Extracted data entries:
# # # # # # #
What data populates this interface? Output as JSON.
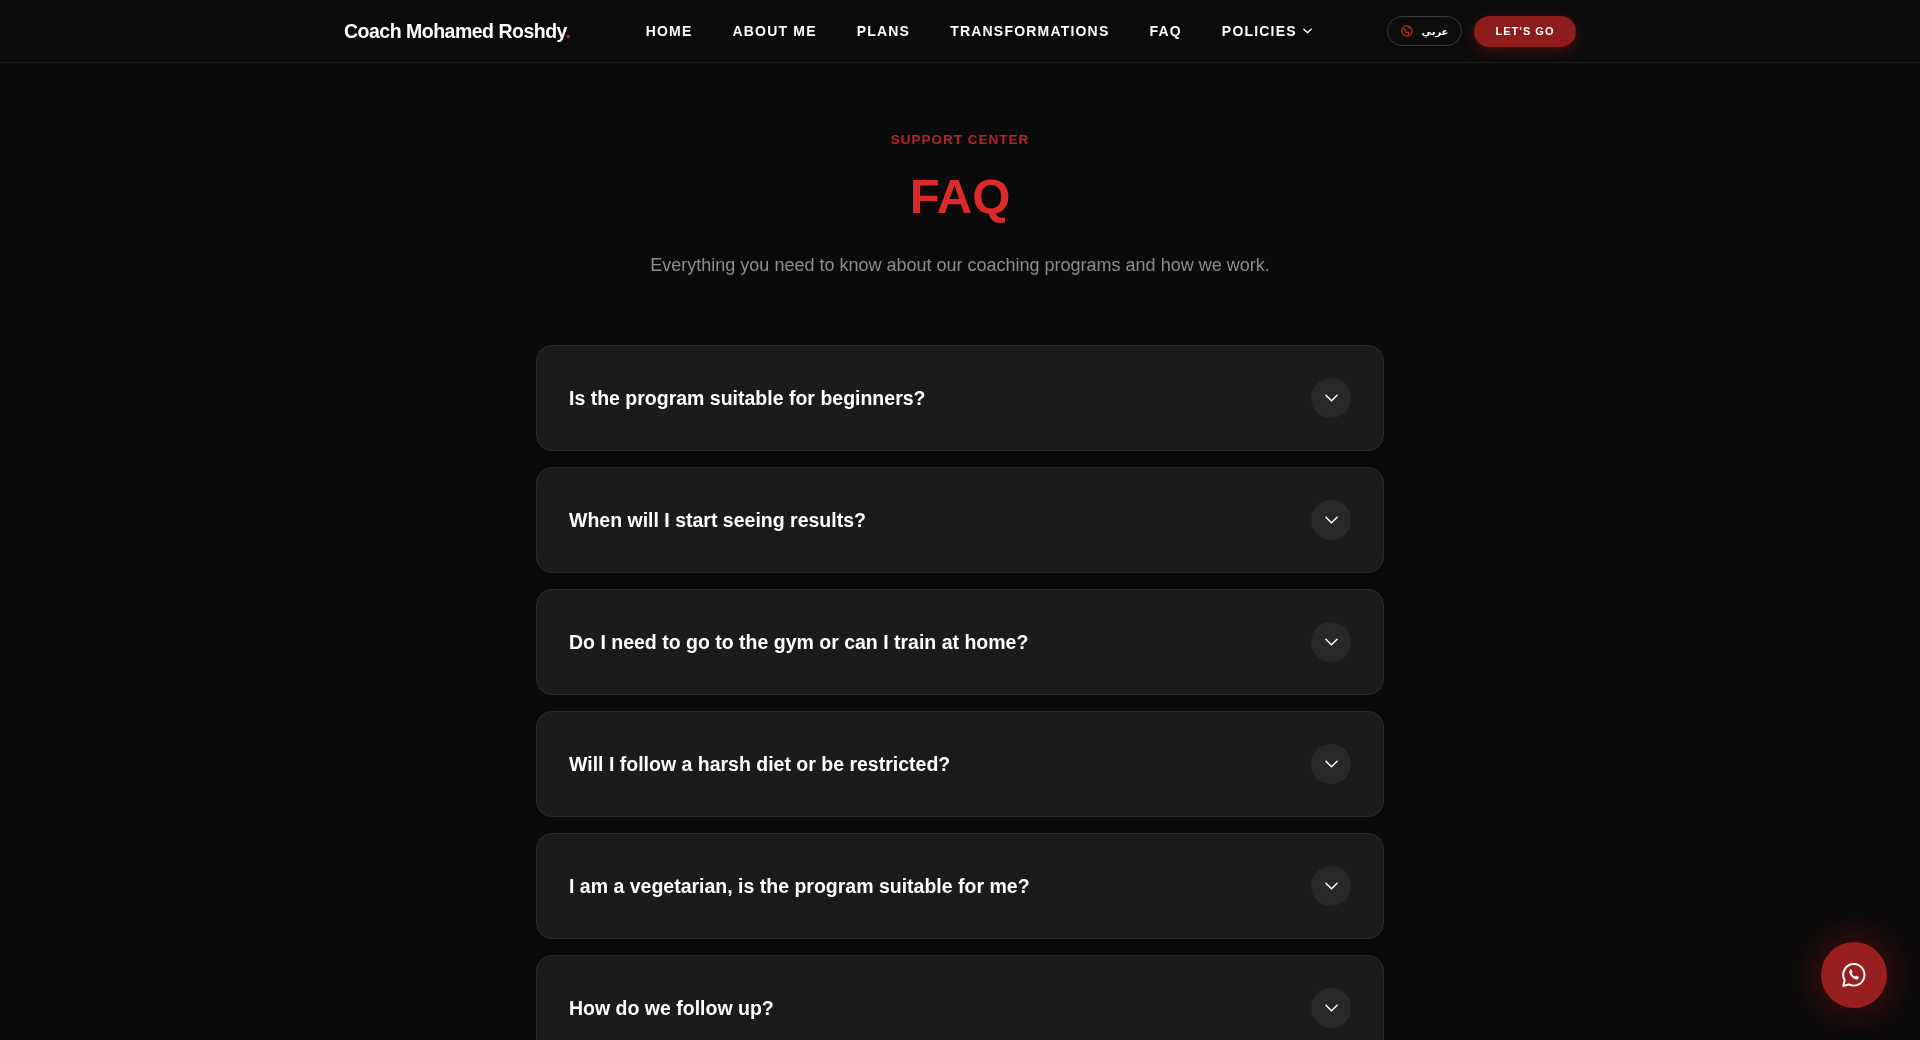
{
  "header": {
    "logo": {
      "text": "Coach Mohamed Roshdy",
      "accent": "."
    },
    "nav": [
      {
        "label": "HOME",
        "kind": "link"
      },
      {
        "label": "ABOUT ME",
        "kind": "link"
      },
      {
        "label": "PLANS",
        "kind": "link"
      },
      {
        "label": "TRANSFORMATIONS",
        "kind": "link"
      },
      {
        "label": "FAQ",
        "kind": "link"
      },
      {
        "label": "POLICIES",
        "kind": "dropdown"
      }
    ],
    "language_button": {
      "label": "عربي"
    },
    "cta_button": {
      "label": "LET'S GO"
    }
  },
  "hero": {
    "eyebrow": "SUPPORT CENTER",
    "title": "FAQ",
    "subtitle": "Everything you need to know about our coaching programs and how we work."
  },
  "faq": [
    {
      "question": "Is the program suitable for beginners?",
      "expanded": false
    },
    {
      "question": "When will I start seeing results?",
      "expanded": false
    },
    {
      "question": "Do I need to go to the gym or can I train at home?",
      "expanded": false
    },
    {
      "question": "Will I follow a harsh diet or be restricted?",
      "expanded": false
    },
    {
      "question": "I am a vegetarian, is the program suitable for me?",
      "expanded": false
    },
    {
      "question": "How do we follow up?",
      "expanded": false
    }
  ]
}
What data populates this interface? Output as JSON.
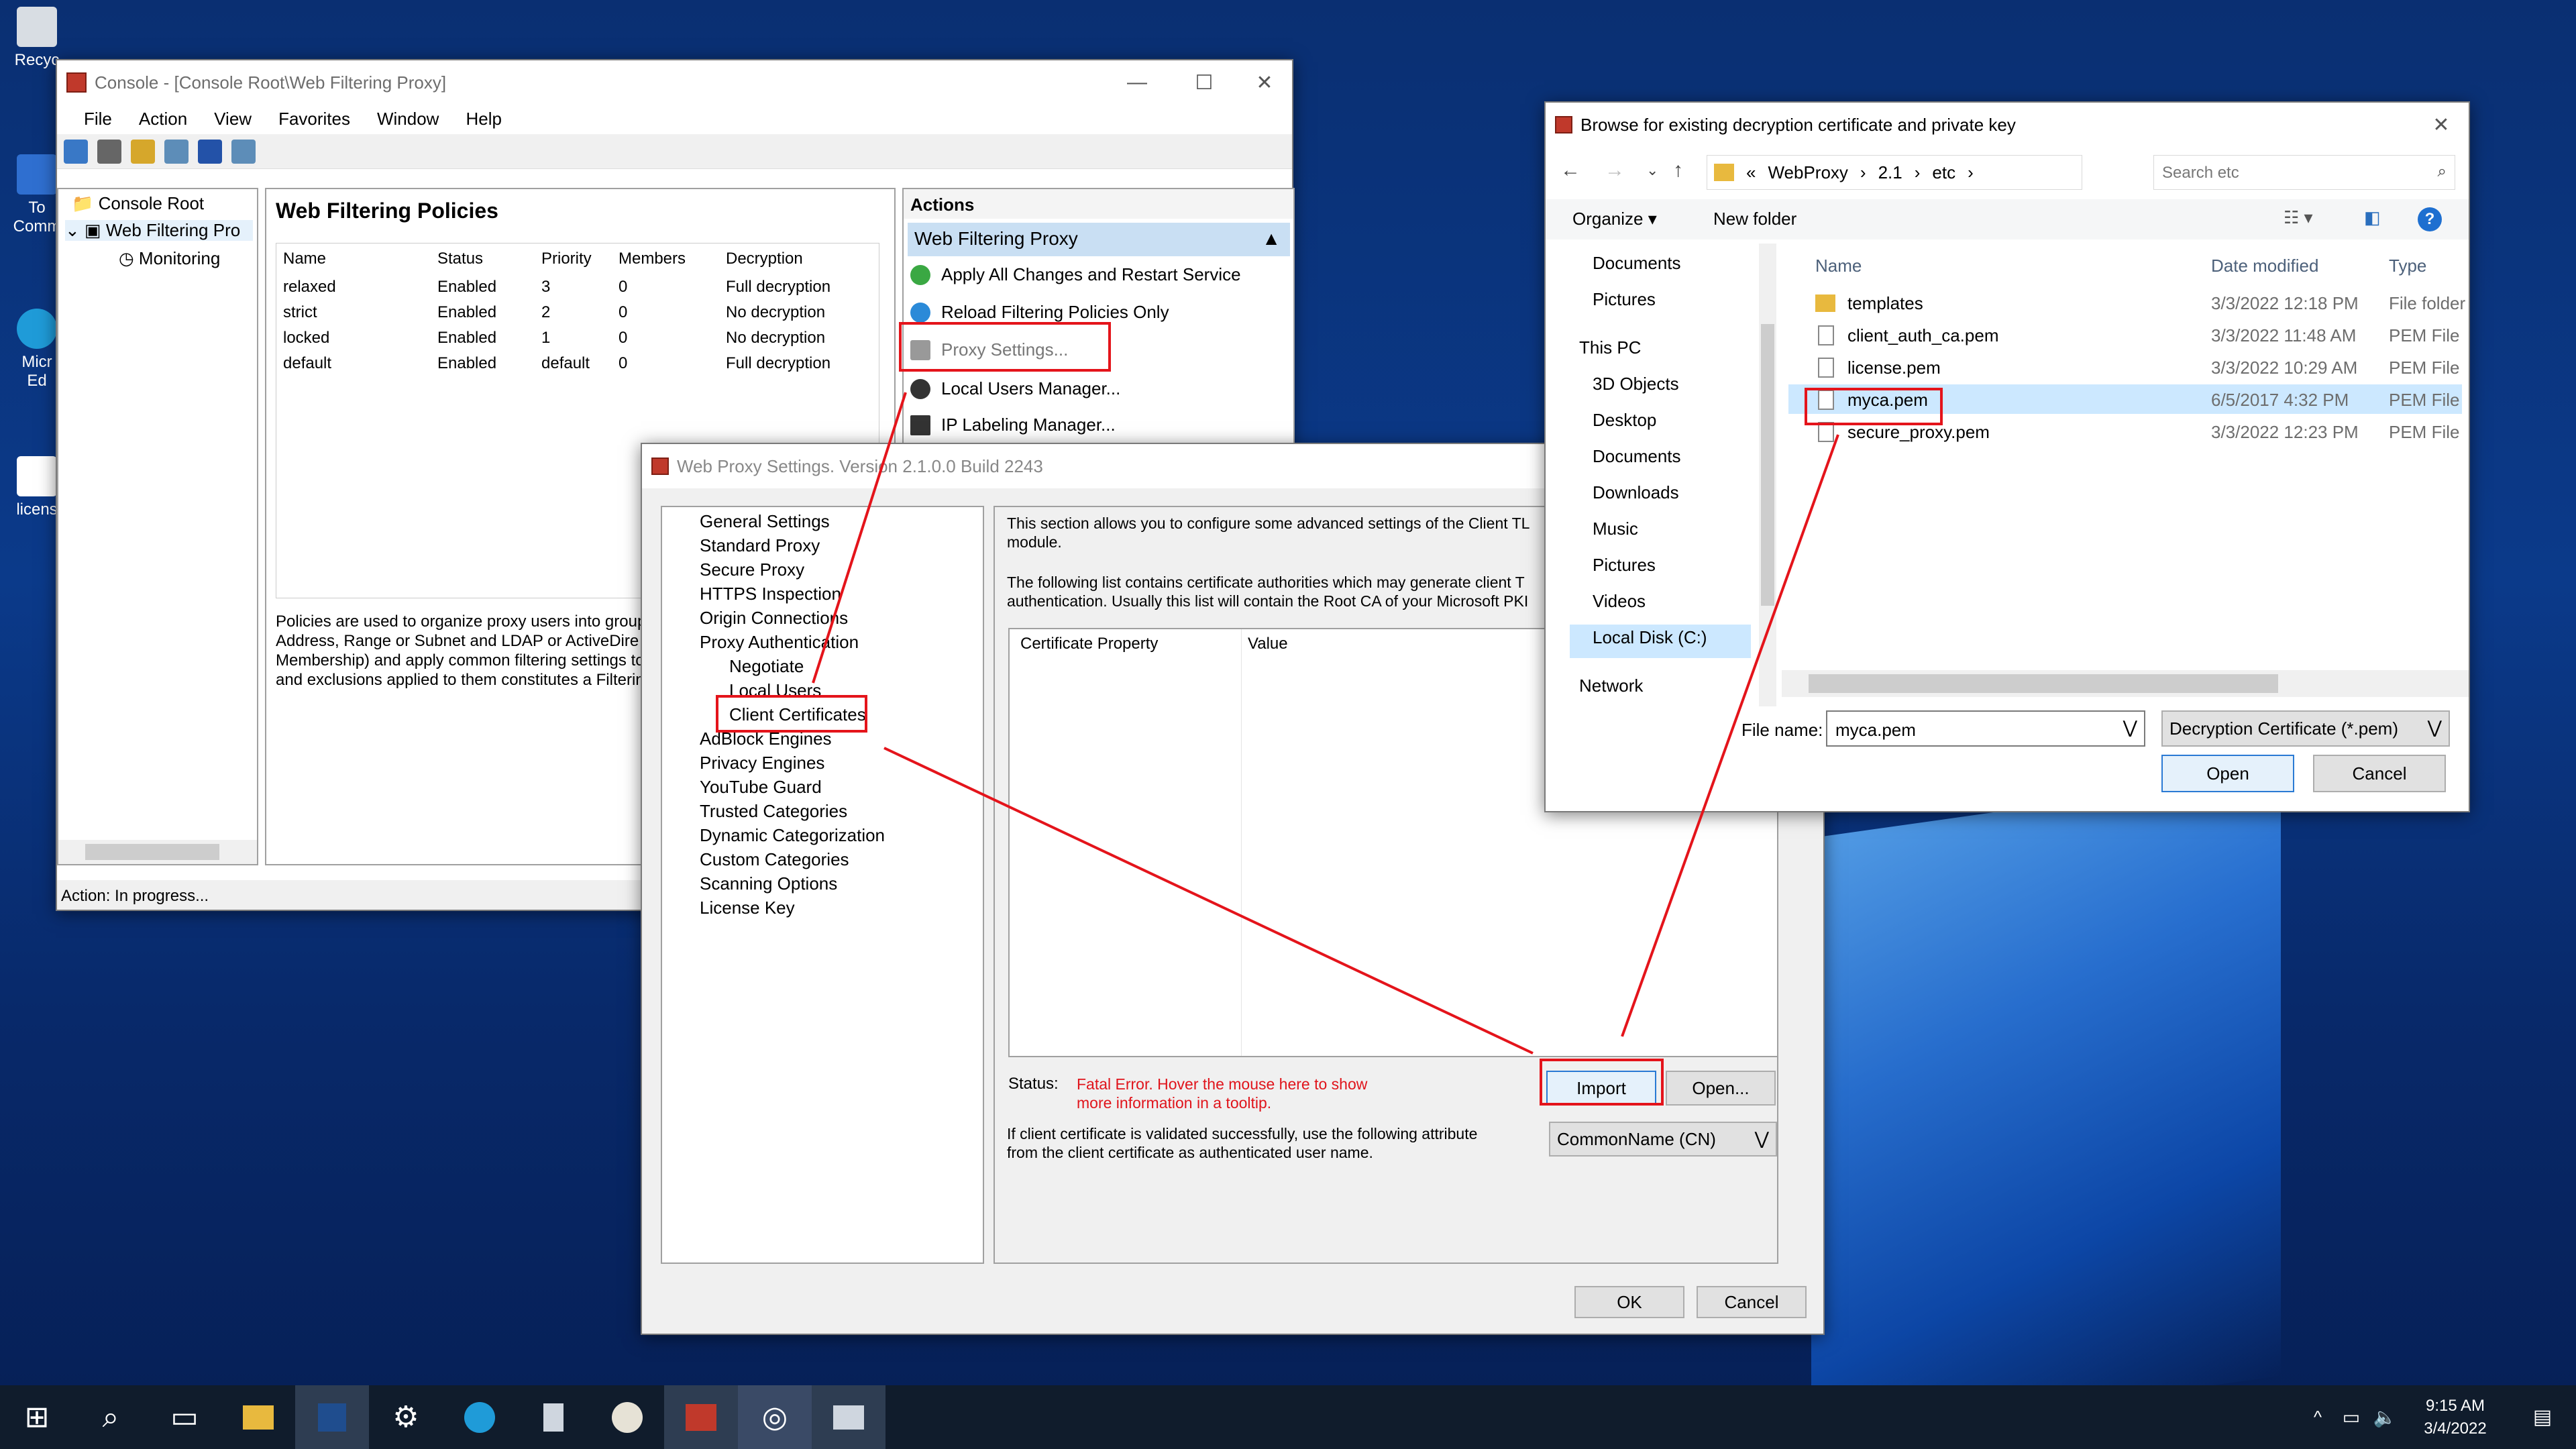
{
  "desktop": {
    "icons": [
      {
        "label": "Recyc"
      },
      {
        "label": "To\nComm"
      },
      {
        "label": "Micr\nEd"
      },
      {
        "label": "licens"
      }
    ]
  },
  "console": {
    "title": "Console - [Console Root\\Web Filtering Proxy]",
    "menu": [
      "File",
      "Action",
      "View",
      "Favorites",
      "Window",
      "Help"
    ],
    "tree": {
      "root": "Console Root",
      "child": "Web Filtering Pro",
      "sub": "Monitoring"
    },
    "main_title": "Web Filtering Policies",
    "columns": [
      "Name",
      "Status",
      "Priority",
      "Members",
      "Decryption"
    ],
    "rows": [
      [
        "relaxed",
        "Enabled",
        "3",
        "0",
        "Full decryption"
      ],
      [
        "strict",
        "Enabled",
        "2",
        "0",
        "No decryption"
      ],
      [
        "locked",
        "Enabled",
        "1",
        "0",
        "No decryption"
      ],
      [
        "default",
        "Enabled",
        "default",
        "0",
        "Full decryption"
      ]
    ],
    "description": "Policies are used to organize proxy users into groups\nAddress, Range or Subnet and LDAP or ActiveDire\nMembership) and apply common filtering settings to t\nand exclusions applied to them constitutes a Filtering",
    "status": "Action:  In progress...",
    "actions": {
      "header": "Actions",
      "group": "Web Filtering Proxy",
      "items": [
        "Apply All Changes and Restart Service",
        "Reload Filtering Policies Only",
        "Proxy Settings...",
        "Local Users Manager...",
        "IP Labeling Manager..."
      ]
    }
  },
  "settings": {
    "title": "Web Proxy Settings. Version 2.1.0.0 Build 2243",
    "tree": [
      "General Settings",
      "Standard Proxy",
      "Secure Proxy",
      "HTTPS Inspection",
      "Origin Connections",
      "Proxy Authentication",
      "Negotiate",
      "Local Users",
      "Client Certificates",
      "AdBlock Engines",
      "Privacy Engines",
      "YouTube Guard",
      "Trusted Categories",
      "Dynamic Categorization",
      "Custom Categories",
      "Scanning Options",
      "License Key"
    ],
    "intro1": "This section allows you to configure some advanced settings of the Client TL\nmodule.",
    "intro2": "The following list contains certificate authorities which may generate client T\nauthentication. Usually this list will contain the Root CA of your Microsoft PKI",
    "col1": "Certificate Property",
    "col2": "Value",
    "status_label": "Status:",
    "status_text": "Fatal Error. Hover the mouse here to show\nmore information in a tooltip.",
    "import": "Import",
    "open": "Open...",
    "attr_text": "If client certificate is validated successfully, use the following attribute\nfrom the client certificate as authenticated user name.",
    "attr_value": "CommonName (CN)",
    "ok": "OK",
    "cancel": "Cancel"
  },
  "browse": {
    "title": "Browse for existing decryption certificate and private key",
    "path": [
      "WebProxy",
      "2.1",
      "etc"
    ],
    "search_placeholder": "Search etc",
    "organize": "Organize",
    "new_folder": "New folder",
    "nav": [
      "Documents",
      "Pictures",
      "This PC",
      "3D Objects",
      "Desktop",
      "Documents",
      "Downloads",
      "Music",
      "Pictures",
      "Videos",
      "Local Disk (C:)",
      "Network"
    ],
    "cols": [
      "Name",
      "Date modified",
      "Type"
    ],
    "files": [
      [
        "templates",
        "3/3/2022 12:18 PM",
        "File folder"
      ],
      [
        "client_auth_ca.pem",
        "3/3/2022 11:48 AM",
        "PEM File"
      ],
      [
        "license.pem",
        "3/3/2022 10:29 AM",
        "PEM File"
      ],
      [
        "myca.pem",
        "6/5/2017 4:32 PM",
        "PEM File"
      ],
      [
        "secure_proxy.pem",
        "3/3/2022 12:23 PM",
        "PEM File"
      ]
    ],
    "filename_label": "File name:",
    "filename": "myca.pem",
    "filter": "Decryption Certificate (*.pem)",
    "open": "Open",
    "cancel": "Cancel"
  },
  "taskbar": {
    "time": "9:15 AM",
    "date": "3/4/2022"
  }
}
# # # # # # #
Show the lines of the records that contain the word "need".

* _Exercise result_:
    "subtitle": "Everything you need to know about our coaching programs and how we work."
      "question": "Do I need to go to the gym or can I train at home?",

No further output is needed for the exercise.